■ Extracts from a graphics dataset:
------------------------------------

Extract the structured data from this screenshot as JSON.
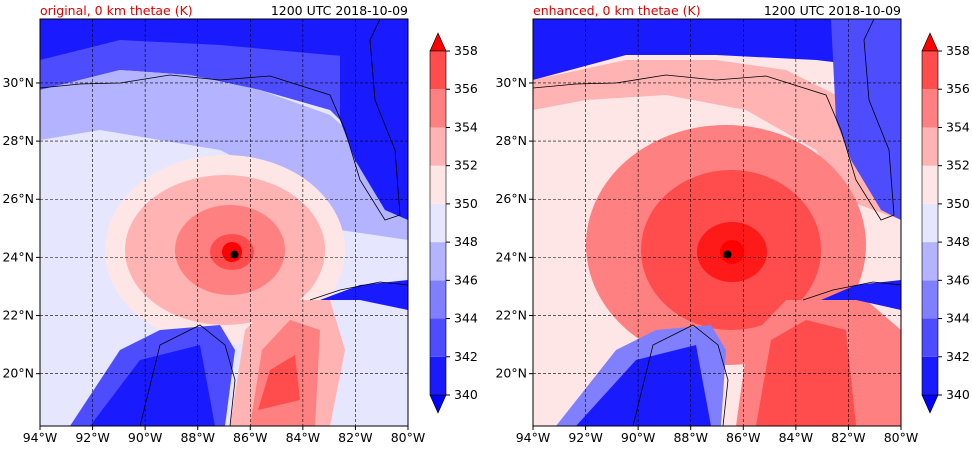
{
  "panels": [
    {
      "id": "original",
      "title_left": "original, 0 km thetae (K)",
      "title_right": "1200 UTC 2018-10-09"
    },
    {
      "id": "enhanced",
      "title_left": "enhanced, 0 km thetae (K)",
      "title_right": "1200 UTC 2018-10-09"
    }
  ],
  "axes": {
    "lon_ticks": [
      "94°W",
      "92°W",
      "90°W",
      "88°W",
      "86°W",
      "84°W",
      "82°W",
      "80°W"
    ],
    "lat_ticks": [
      "20°N",
      "22°N",
      "24°N",
      "26°N",
      "28°N",
      "30°N"
    ],
    "lon_range": [
      -94,
      -80
    ],
    "lat_range": [
      18.2,
      32.2
    ]
  },
  "colorbar": {
    "labels": [
      "340",
      "342",
      "344",
      "346",
      "348",
      "350",
      "352",
      "354",
      "356",
      "358"
    ],
    "levels": [
      340,
      342,
      344,
      346,
      348,
      350,
      352,
      354,
      356,
      358
    ],
    "colors": [
      "#1a1aff",
      "#4d4dff",
      "#8080ff",
      "#b3b3ff",
      "#e6e6ff",
      "#ffe6e6",
      "#ffb3b3",
      "#ff8080",
      "#ff4d4d",
      "#ff1a1a"
    ],
    "under_color": "#0000ff",
    "over_color": "#ff0000"
  },
  "storm_center": {
    "lon": -86.6,
    "lat": 24.1
  }
}
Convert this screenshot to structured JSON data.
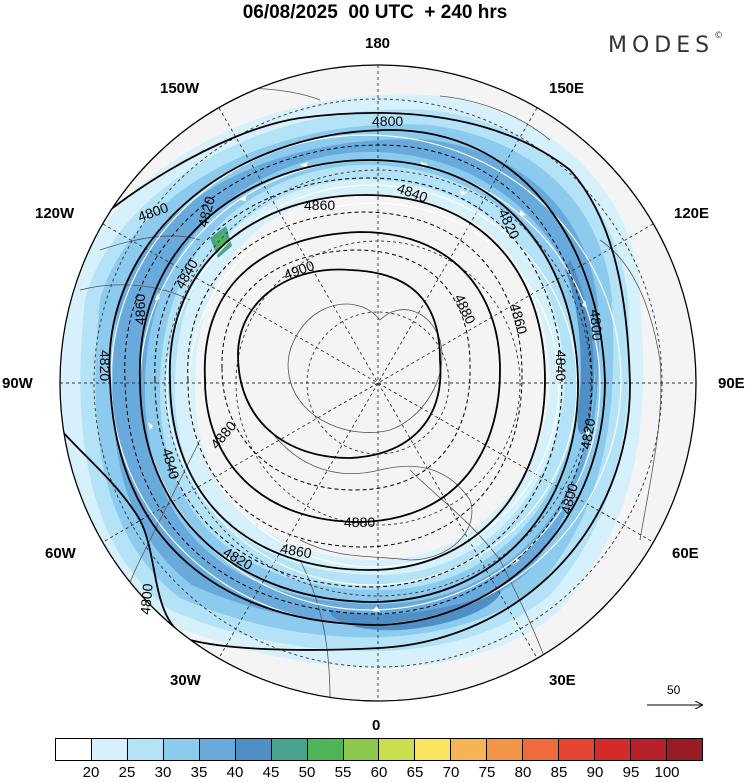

------------------------------------

Output each line exactly; omit every picture.

Extract the structured data from this screenshot as JSON.
{
  "panels": [
    {
      "id": "original",
      "title_left": "original, 0 km thetae (K)",
      "title_right": "1200 UTC 2018-10-09"
    },
    {
      "id": "enhanced",
      "title_left": "enhanced, 0 km thetae (K)",
      "title_right": "1200 UTC 2018-10-09"
    }
  ],
  "axes": {
    "lon_ticks": [
      "94°W",
      "92°W",
      "90°W",
      "88°W",
      "86°W",
      "84°W",
      "82°W",
      "80°W"
    ],
    "lat_ticks": [
      "20°N",
      "22°N",
      "24°N",
      "26°N",
      "28°N",
      "30°N"
    ],
    "lon_range": [
      -94,
      -80
    ],
    "lat_range": [
      18.2,
      32.2
    ]
  },
  "colorbar": {
    "labels": [
      "340",
      "342",
      "344",
      "346",
      "348",
      "350",
      "352",
      "354",
      "356",
      "358"
    ],
    "levels": [
      340,
      342,
      344,
      346,
      348,
      350,
      352,
      354,
      356,
      358
    ],
    "colors": [
      "#1a1aff",
      "#4d4dff",
      "#8080ff",
      "#b3b3ff",
      "#e6e6ff",
      "#ffe6e6",
      "#ffb3b3",
      "#ff8080",
      "#ff4d4d",
      "#ff1a1a"
    ],
    "under_color": "#0000ff",
    "over_color": "#ff0000"
  },
  "storm_center": {
    "lon": -86.6,
    "lat": 24.1
  }
}
Convert this screenshot to structured JSON data.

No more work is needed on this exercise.